▶ Exercise brief
Take the material below and write it all out again exactly.

▶ Exercise materials
++++++++++
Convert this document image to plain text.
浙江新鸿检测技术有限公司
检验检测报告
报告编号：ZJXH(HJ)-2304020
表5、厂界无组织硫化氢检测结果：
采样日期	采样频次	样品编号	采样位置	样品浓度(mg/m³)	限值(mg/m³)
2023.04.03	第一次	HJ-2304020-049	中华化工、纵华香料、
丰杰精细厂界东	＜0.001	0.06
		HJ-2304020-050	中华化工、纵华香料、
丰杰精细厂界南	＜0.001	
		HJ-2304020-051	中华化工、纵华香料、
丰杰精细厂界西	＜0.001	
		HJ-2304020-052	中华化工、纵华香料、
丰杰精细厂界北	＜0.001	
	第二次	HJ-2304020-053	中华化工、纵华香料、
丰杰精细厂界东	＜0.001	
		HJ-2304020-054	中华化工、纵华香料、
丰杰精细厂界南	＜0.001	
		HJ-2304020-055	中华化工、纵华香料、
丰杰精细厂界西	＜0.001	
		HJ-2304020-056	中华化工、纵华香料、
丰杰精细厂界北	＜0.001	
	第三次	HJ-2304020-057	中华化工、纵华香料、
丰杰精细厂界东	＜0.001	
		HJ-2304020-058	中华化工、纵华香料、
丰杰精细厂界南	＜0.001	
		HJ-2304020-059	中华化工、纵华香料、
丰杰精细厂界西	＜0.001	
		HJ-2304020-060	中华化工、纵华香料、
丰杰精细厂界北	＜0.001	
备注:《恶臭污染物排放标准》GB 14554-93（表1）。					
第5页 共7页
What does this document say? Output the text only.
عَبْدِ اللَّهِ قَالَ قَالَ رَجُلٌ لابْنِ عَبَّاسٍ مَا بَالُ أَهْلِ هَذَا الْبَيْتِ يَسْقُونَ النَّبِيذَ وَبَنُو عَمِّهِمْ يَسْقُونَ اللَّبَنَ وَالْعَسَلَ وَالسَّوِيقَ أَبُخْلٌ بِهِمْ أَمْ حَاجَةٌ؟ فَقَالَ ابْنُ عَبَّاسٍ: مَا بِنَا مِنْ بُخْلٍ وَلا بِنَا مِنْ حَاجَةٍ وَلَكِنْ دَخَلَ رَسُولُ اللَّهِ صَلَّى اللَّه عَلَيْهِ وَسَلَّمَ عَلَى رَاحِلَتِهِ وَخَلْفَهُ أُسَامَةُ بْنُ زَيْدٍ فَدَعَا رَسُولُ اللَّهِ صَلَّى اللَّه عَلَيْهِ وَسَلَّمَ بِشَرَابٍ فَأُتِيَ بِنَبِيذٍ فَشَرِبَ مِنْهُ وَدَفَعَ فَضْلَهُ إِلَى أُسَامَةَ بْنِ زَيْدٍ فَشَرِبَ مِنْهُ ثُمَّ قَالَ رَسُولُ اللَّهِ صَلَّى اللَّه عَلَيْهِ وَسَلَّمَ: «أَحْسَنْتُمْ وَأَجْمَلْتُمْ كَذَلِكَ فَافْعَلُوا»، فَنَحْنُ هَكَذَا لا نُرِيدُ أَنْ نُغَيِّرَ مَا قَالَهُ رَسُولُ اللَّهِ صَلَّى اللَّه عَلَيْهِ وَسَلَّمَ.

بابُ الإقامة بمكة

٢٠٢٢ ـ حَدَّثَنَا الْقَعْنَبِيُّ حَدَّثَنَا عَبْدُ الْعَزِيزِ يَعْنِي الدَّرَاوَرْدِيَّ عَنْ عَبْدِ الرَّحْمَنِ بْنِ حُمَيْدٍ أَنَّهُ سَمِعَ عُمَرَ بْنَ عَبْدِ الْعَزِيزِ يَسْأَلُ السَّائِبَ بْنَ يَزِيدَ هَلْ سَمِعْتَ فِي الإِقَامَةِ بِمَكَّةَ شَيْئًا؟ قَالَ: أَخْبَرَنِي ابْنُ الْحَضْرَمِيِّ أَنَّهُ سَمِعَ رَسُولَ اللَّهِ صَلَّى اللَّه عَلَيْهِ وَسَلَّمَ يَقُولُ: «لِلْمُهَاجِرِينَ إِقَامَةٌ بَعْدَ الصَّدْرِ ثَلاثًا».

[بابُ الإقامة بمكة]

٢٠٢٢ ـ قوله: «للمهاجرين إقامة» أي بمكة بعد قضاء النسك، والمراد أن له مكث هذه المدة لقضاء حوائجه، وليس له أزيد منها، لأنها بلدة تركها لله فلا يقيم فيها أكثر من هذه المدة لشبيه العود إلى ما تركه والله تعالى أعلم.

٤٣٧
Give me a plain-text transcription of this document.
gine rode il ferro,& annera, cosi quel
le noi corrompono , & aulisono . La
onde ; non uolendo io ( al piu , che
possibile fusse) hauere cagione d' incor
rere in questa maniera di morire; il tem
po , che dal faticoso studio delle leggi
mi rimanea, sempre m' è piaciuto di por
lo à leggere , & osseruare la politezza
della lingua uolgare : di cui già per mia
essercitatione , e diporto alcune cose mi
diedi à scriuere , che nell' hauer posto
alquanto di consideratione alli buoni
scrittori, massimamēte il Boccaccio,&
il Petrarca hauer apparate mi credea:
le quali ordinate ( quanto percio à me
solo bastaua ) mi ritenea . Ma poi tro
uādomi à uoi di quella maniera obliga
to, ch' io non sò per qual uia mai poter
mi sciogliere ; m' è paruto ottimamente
++++++++++
▶ Answer to this task
Convert this document image to plain text.
浙江新鸿检测技术有限公司
检验检测报告
报告编号：ZJXH(HJ)-2304020
表5、厂界无组织硫化氢检测结果：
采样日期	采样频次	样品编号	采样位置	样品浓度(mg/m³)	限值(mg/m³)
2023.04.03	第一次	HJ-2304020-049	中华化工、纵华香料、
丰杰精细厂界东	＜0.001	0.06
		HJ-2304020-050	中华化工、纵华香料、
丰杰精细厂界南	＜0.001	
		HJ-2304020-051	中华化工、纵华香料、
丰杰精细厂界西	＜0.001	
		HJ-2304020-052	中华化工、纵华香料、
丰杰精细厂界北	＜0.001	
	第二次	HJ-2304020-053	中华化工、纵华香料、
丰杰精细厂界东	＜0.001	
		HJ-2304020-054	中华化工、纵华香料、
丰杰精细厂界南	＜0.001	
		HJ-2304020-055	中华化工、纵华香料、
丰杰精细厂界西	＜0.001	
		HJ-2304020-056	中华化工、纵华香料、
丰杰精细厂界北	＜0.001	
	第三次	HJ-2304020-057	中华化工、纵华香料、
丰杰精细厂界东	＜0.001	
		HJ-2304020-058	中华化工、纵华香料、
丰杰精细厂界南	＜0.001	
		HJ-2304020-059	中华化工、纵华香料、
丰杰精细厂界西	＜0.001	
		HJ-2304020-060	中华化工、纵华香料、
丰杰精细厂界北	＜0.001	
备注:《恶臭污染物排放标准》GB 14554-93（表1）。					
第5页 共7页
What does this document say? Output the text only.
عَبْدِ اللَّهِ قَالَ قَالَ رَجُلٌ لابْنِ عَبَّاسٍ مَا بَالُ أَهْلِ هَذَا الْبَيْتِ يَسْقُونَ النَّبِيذَ وَبَنُو عَمِّهِمْ يَسْقُونَ اللَّبَنَ وَالْعَسَلَ وَالسَّوِيقَ أَبُخْلٌ بِهِمْ أَمْ حَاجَةٌ؟ فَقَالَ ابْنُ عَبَّاسٍ: مَا بِنَا مِنْ بُخْلٍ وَلا بِنَا مِنْ حَاجَةٍ وَلَكِنْ دَخَلَ رَسُولُ اللَّهِ صَلَّى اللَّه عَلَيْهِ وَسَلَّمَ عَلَى رَاحِلَتِهِ وَخَلْفَهُ أُسَامَةُ بْنُ زَيْدٍ فَدَعَا رَسُولُ اللَّهِ صَلَّى اللَّه عَلَيْهِ وَسَلَّمَ بِشَرَابٍ فَأُتِيَ بِنَبِيذٍ فَشَرِبَ مِنْهُ وَدَفَعَ فَضْلَهُ إِلَى أُسَامَةَ بْنِ زَيْدٍ فَشَرِبَ مِنْهُ ثُمَّ قَالَ رَسُولُ اللَّهِ صَلَّى اللَّه عَلَيْهِ وَسَلَّمَ: «أَحْسَنْتُمْ وَأَجْمَلْتُمْ كَذَلِكَ فَافْعَلُوا»، فَنَحْنُ هَكَذَا لا نُرِيدُ أَنْ نُغَيِّرَ مَا قَالَهُ رَسُولُ اللَّهِ صَلَّى اللَّه عَلَيْهِ وَسَلَّمَ.

بابُ الإقامة بمكة

٢٠٢٢ ـ حَدَّثَنَا الْقَعْنَبِيُّ حَدَّثَنَا عَبْدُ الْعَزِيزِ يَعْنِي الدَّرَاوَرْدِيَّ عَنْ عَبْدِ الرَّحْمَنِ بْنِ حُمَيْدٍ أَنَّهُ سَمِعَ عُمَرَ بْنَ عَبْدِ الْعَزِيزِ يَسْأَلُ السَّائِبَ بْنَ يَزِيدَ هَلْ سَمِعْتَ فِي الإِقَامَةِ بِمَكَّةَ شَيْئًا؟ قَالَ: أَخْبَرَنِي ابْنُ الْحَضْرَمِيِّ أَنَّهُ سَمِعَ رَسُولَ اللَّهِ صَلَّى اللَّه عَلَيْهِ وَسَلَّمَ يَقُولُ: «لِلْمُهَاجِرِينَ إِقَامَةٌ بَعْدَ الصَّدْرِ ثَلاثًا».

[بابُ الإقامة بمكة]

٢٠٢٢ ـ قوله: «للمهاجرين إقامة» أي بمكة بعد قضاء النسك، والمراد أن له مكث هذه المدة لقضاء حوائجه، وليس له أزيد منها، لأنها بلدة تركها لله فلا يقيم فيها أكثر من هذه المدة لشبيه العود إلى ما تركه والله تعالى أعلم.

٤٣٧
Give me a plain-text transcription of this document.
gine rode il ferro,& annera, cosi quel
le noi corrompono , & aulisono . La
onde ; non uolendo io ( al piu , che
possibile fusse) hauere cagione d' incor
rere in questa maniera di morire; il tem
po , che dal faticoso studio delle leggi
mi rimanea, sempre m' è piaciuto di por
lo à leggere , & osseruare la politezza
della lingua uolgare : di cui già per mia
essercitatione , e diporto alcune cose mi
diedi à scriuere , che nell' hauer posto
alquanto di consideratione alli buoni
scrittori, massimamēte il Boccaccio,&
il Petrarca hauer apparate mi credea:
le quali ordinate ( quanto percio à me
solo bastaua ) mi ritenea . Ma poi tro
uādomi à uoi di quella maniera obliga
to, ch' io non sò per qual uia mai poter
mi sciogliere ; m' è paruto ottimamente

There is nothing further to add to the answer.